#### [WHAT IS ASKED]
Every entry below should be printed exactly, without its images.

#### [ENTRIES SUPPLIED]

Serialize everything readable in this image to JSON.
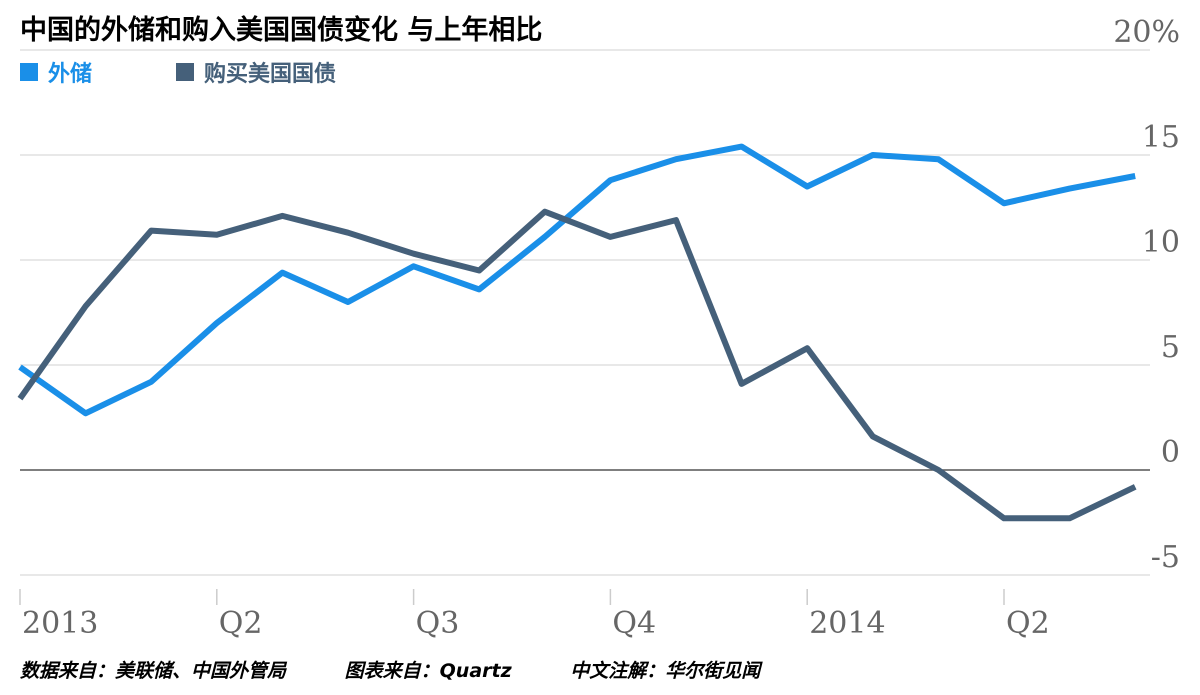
{
  "chart_data": {
    "type": "line",
    "title": "中国的外储和购入美国国债变化  与上年相比",
    "y_unit": "%",
    "ylim": [
      -5,
      20
    ],
    "y_ticks": [
      20,
      15,
      10,
      5,
      0,
      -5
    ],
    "y_tick_labels": [
      "20%",
      "15",
      "10",
      "5",
      "0",
      "-5"
    ],
    "x_range": [
      "2013-01",
      "2014-06"
    ],
    "x_ticks": [
      "2013-01",
      "2013-04",
      "2013-07",
      "2013-10",
      "2014-01",
      "2014-04"
    ],
    "x_tick_labels": [
      "2013",
      "Q2",
      "Q3",
      "Q4",
      "2014",
      "Q2"
    ],
    "grid": true,
    "legend_position": "top-left",
    "x": [
      "2013-01",
      "2013-02",
      "2013-03",
      "2013-04",
      "2013-05",
      "2013-06",
      "2013-07",
      "2013-08",
      "2013-09",
      "2013-10",
      "2013-11",
      "2013-12",
      "2014-01",
      "2014-02",
      "2014-03",
      "2014-04",
      "2014-05",
      "2014-06"
    ],
    "series": [
      {
        "name": "外储",
        "color": "#1a8fe8",
        "values": [
          4.9,
          2.7,
          4.2,
          7.0,
          9.4,
          8.0,
          9.7,
          8.6,
          11.1,
          13.8,
          14.8,
          15.4,
          13.5,
          15.0,
          14.8,
          12.7,
          13.4,
          14.0
        ]
      },
      {
        "name": "购买美国国债",
        "color": "#45607a",
        "values": [
          3.4,
          7.8,
          11.4,
          11.2,
          12.1,
          11.3,
          10.3,
          9.5,
          12.3,
          11.1,
          11.9,
          4.1,
          5.8,
          1.6,
          0.0,
          -2.3,
          -2.3,
          -0.8
        ]
      }
    ]
  },
  "source": {
    "data": "数据来自：美联储、中国外管局",
    "chart": "图表来自：Quartz",
    "translation": "中文注解：华尔街见闻"
  }
}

#### [RESULT OF THIS TASK]
Serialize everything readable in this image to JSON.
{
  "chart_data": {
    "type": "line",
    "title": "中国的外储和购入美国国债变化  与上年相比",
    "y_unit": "%",
    "ylim": [
      -5,
      20
    ],
    "y_ticks": [
      20,
      15,
      10,
      5,
      0,
      -5
    ],
    "y_tick_labels": [
      "20%",
      "15",
      "10",
      "5",
      "0",
      "-5"
    ],
    "x_range": [
      "2013-01",
      "2014-06"
    ],
    "x_ticks": [
      "2013-01",
      "2013-04",
      "2013-07",
      "2013-10",
      "2014-01",
      "2014-04"
    ],
    "x_tick_labels": [
      "2013",
      "Q2",
      "Q3",
      "Q4",
      "2014",
      "Q2"
    ],
    "grid": true,
    "legend_position": "top-left",
    "x": [
      "2013-01",
      "2013-02",
      "2013-03",
      "2013-04",
      "2013-05",
      "2013-06",
      "2013-07",
      "2013-08",
      "2013-09",
      "2013-10",
      "2013-11",
      "2013-12",
      "2014-01",
      "2014-02",
      "2014-03",
      "2014-04",
      "2014-05",
      "2014-06"
    ],
    "series": [
      {
        "name": "外储",
        "color": "#1a8fe8",
        "values": [
          4.9,
          2.7,
          4.2,
          7.0,
          9.4,
          8.0,
          9.7,
          8.6,
          11.1,
          13.8,
          14.8,
          15.4,
          13.5,
          15.0,
          14.8,
          12.7,
          13.4,
          14.0
        ]
      },
      {
        "name": "购买美国国债",
        "color": "#45607a",
        "values": [
          3.4,
          7.8,
          11.4,
          11.2,
          12.1,
          11.3,
          10.3,
          9.5,
          12.3,
          11.1,
          11.9,
          4.1,
          5.8,
          1.6,
          0.0,
          -2.3,
          -2.3,
          -0.8
        ]
      }
    ]
  },
  "source": {
    "data": "数据来自：美联储、中国外管局",
    "chart": "图表来自：Quartz",
    "translation": "中文注解：华尔街见闻"
  }
}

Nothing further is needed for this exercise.